▸ WORK TO COMPLETE:
Pictures do not belong in the copy; restate the records below word for word.

▸ DATA SECTION:
··········

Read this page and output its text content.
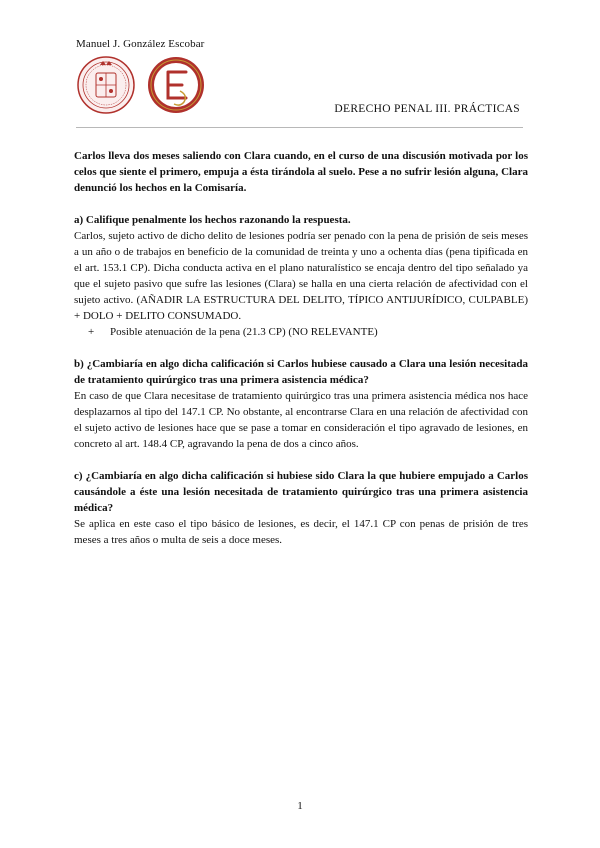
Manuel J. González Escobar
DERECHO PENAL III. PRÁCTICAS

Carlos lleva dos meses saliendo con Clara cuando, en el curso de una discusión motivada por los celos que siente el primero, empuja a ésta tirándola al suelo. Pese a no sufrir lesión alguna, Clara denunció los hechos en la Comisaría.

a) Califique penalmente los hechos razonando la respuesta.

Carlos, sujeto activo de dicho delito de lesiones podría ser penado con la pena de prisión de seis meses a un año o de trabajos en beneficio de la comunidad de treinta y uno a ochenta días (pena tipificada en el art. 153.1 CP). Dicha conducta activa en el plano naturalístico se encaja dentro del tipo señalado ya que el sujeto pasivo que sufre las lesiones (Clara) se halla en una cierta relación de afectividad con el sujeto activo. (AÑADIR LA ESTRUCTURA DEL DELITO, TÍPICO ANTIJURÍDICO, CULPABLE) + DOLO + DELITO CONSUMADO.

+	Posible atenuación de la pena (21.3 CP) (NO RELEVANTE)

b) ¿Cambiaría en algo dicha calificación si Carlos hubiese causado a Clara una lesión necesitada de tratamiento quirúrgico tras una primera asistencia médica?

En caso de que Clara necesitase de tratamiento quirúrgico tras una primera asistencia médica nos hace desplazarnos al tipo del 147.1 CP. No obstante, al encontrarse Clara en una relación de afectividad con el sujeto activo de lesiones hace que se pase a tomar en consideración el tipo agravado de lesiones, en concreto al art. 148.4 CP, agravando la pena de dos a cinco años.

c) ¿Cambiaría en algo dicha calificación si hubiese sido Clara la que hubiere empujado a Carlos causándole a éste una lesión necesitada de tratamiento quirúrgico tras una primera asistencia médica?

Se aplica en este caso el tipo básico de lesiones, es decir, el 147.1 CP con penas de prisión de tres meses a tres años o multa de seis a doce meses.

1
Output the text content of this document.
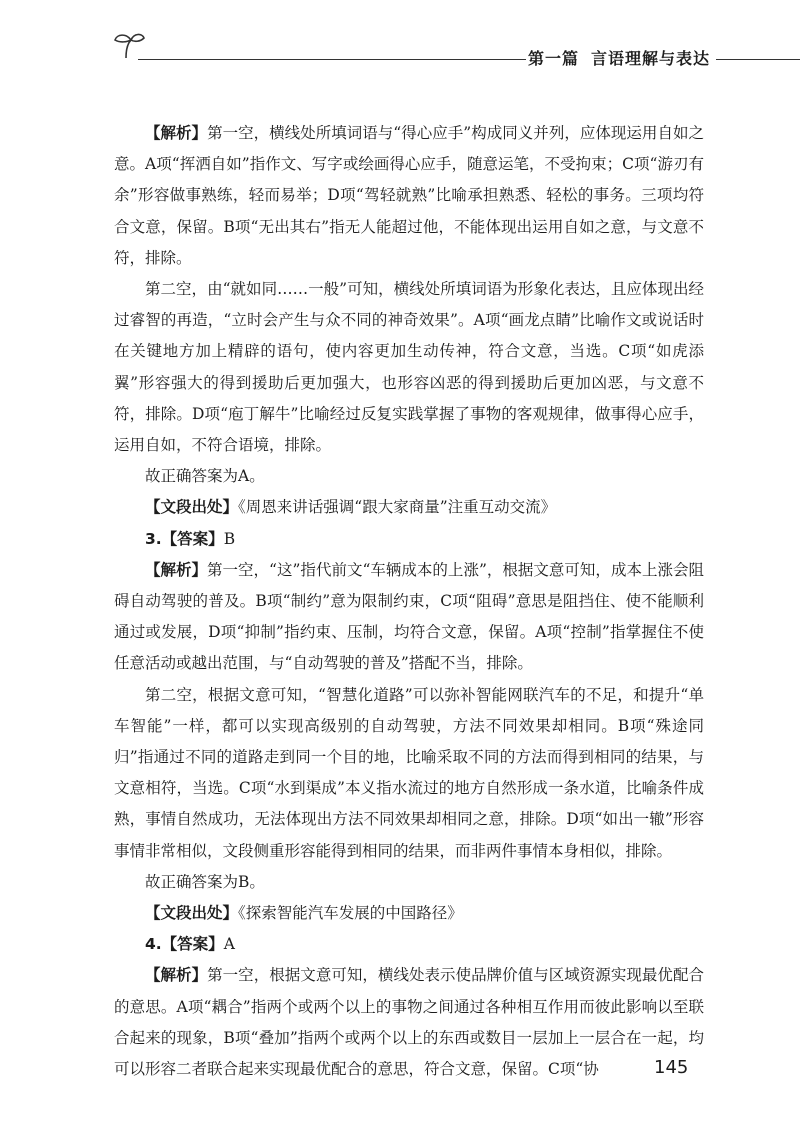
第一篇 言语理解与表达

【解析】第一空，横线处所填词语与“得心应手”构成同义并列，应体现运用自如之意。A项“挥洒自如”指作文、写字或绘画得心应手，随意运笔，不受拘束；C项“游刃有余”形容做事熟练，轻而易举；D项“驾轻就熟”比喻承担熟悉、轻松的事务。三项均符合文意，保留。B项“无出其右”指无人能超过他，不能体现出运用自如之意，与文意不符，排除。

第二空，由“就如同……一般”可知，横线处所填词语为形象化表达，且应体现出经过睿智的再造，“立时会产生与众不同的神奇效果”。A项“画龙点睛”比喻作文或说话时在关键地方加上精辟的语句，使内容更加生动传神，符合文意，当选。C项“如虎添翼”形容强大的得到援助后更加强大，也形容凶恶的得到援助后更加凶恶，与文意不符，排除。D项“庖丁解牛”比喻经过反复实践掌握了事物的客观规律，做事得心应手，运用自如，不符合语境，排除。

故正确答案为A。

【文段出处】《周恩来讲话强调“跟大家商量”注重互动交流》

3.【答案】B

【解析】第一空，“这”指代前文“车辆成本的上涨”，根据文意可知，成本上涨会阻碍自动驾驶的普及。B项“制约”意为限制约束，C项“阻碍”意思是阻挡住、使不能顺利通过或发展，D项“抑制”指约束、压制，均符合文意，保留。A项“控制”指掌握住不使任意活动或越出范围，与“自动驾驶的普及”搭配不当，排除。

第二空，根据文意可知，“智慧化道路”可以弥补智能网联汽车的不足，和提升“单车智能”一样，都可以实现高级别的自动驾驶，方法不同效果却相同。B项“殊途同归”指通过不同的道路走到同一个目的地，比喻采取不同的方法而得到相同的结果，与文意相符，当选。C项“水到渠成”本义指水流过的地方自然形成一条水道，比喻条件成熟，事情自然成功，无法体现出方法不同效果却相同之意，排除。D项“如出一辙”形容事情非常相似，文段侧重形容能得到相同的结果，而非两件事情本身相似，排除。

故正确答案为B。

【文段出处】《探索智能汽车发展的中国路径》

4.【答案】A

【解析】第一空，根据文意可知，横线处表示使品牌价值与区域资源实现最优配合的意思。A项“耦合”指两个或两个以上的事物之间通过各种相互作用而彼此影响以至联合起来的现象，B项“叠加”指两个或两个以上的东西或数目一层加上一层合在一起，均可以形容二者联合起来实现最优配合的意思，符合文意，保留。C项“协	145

··········

▸ CORRECT OUTPUT:
Read this page and output its text content.
Manuel J. González Escobar
DERECHO PENAL III. PRÁCTICAS

Carlos lleva dos meses saliendo con Clara cuando, en el curso de una discusión motivada por los celos que siente el primero, empuja a ésta tirándola al suelo. Pese a no sufrir lesión alguna, Clara denunció los hechos en la Comisaría.

a) Califique penalmente los hechos razonando la respuesta.

Carlos, sujeto activo de dicho delito de lesiones podría ser penado con la pena de prisión de seis meses a un año o de trabajos en beneficio de la comunidad de treinta y uno a ochenta días (pena tipificada en el art. 153.1 CP). Dicha conducta activa en el plano naturalístico se encaja dentro del tipo señalado ya que el sujeto pasivo que sufre las lesiones (Clara) se halla en una cierta relación de afectividad con el sujeto activo. (AÑADIR LA ESTRUCTURA DEL DELITO, TÍPICO ANTIJURÍDICO, CULPABLE) + DOLO + DELITO CONSUMADO.

+	Posible atenuación de la pena (21.3 CP) (NO RELEVANTE)

b) ¿Cambiaría en algo dicha calificación si Carlos hubiese causado a Clara una lesión necesitada de tratamiento quirúrgico tras una primera asistencia médica?

En caso de que Clara necesitase de tratamiento quirúrgico tras una primera asistencia médica nos hace desplazarnos al tipo del 147.1 CP. No obstante, al encontrarse Clara en una relación de afectividad con el sujeto activo de lesiones hace que se pase a tomar en consideración el tipo agravado de lesiones, en concreto al art. 148.4 CP, agravando la pena de dos a cinco años.

c) ¿Cambiaría en algo dicha calificación si hubiese sido Clara la que hubiere empujado a Carlos causándole a éste una lesión necesitada de tratamiento quirúrgico tras una primera asistencia médica?

Se aplica en este caso el tipo básico de lesiones, es decir, el 147.1 CP con penas de prisión de tres meses a tres años o multa de seis a doce meses.

1
Output the text content of this document.
第一篇 言语理解与表达

【解析】第一空，横线处所填词语与“得心应手”构成同义并列，应体现运用自如之意。A项“挥洒自如”指作文、写字或绘画得心应手，随意运笔，不受拘束；C项“游刃有余”形容做事熟练，轻而易举；D项“驾轻就熟”比喻承担熟悉、轻松的事务。三项均符合文意，保留。B项“无出其右”指无人能超过他，不能体现出运用自如之意，与文意不符，排除。

第二空，由“就如同……一般”可知，横线处所填词语为形象化表达，且应体现出经过睿智的再造，“立时会产生与众不同的神奇效果”。A项“画龙点睛”比喻作文或说话时在关键地方加上精辟的语句，使内容更加生动传神，符合文意，当选。C项“如虎添翼”形容强大的得到援助后更加强大，也形容凶恶的得到援助后更加凶恶，与文意不符，排除。D项“庖丁解牛”比喻经过反复实践掌握了事物的客观规律，做事得心应手，运用自如，不符合语境，排除。

故正确答案为A。

【文段出处】《周恩来讲话强调“跟大家商量”注重互动交流》

3.【答案】B

【解析】第一空，“这”指代前文“车辆成本的上涨”，根据文意可知，成本上涨会阻碍自动驾驶的普及。B项“制约”意为限制约束，C项“阻碍”意思是阻挡住、使不能顺利通过或发展，D项“抑制”指约束、压制，均符合文意，保留。A项“控制”指掌握住不使任意活动或越出范围，与“自动驾驶的普及”搭配不当，排除。

第二空，根据文意可知，“智慧化道路”可以弥补智能网联汽车的不足，和提升“单车智能”一样，都可以实现高级别的自动驾驶，方法不同效果却相同。B项“殊途同归”指通过不同的道路走到同一个目的地，比喻采取不同的方法而得到相同的结果，与文意相符，当选。C项“水到渠成”本义指水流过的地方自然形成一条水道，比喻条件成熟，事情自然成功，无法体现出方法不同效果却相同之意，排除。D项“如出一辙”形容事情非常相似，文段侧重形容能得到相同的结果，而非两件事情本身相似，排除。

故正确答案为B。

【文段出处】《探索智能汽车发展的中国路径》

4.【答案】A

【解析】第一空，根据文意可知，横线处表示使品牌价值与区域资源实现最优配合的意思。A项“耦合”指两个或两个以上的事物之间通过各种相互作用而彼此影响以至联合起来的现象，B项“叠加”指两个或两个以上的东西或数目一层加上一层合在一起，均可以形容二者联合起来实现最优配合的意思，符合文意，保留。C项“协	145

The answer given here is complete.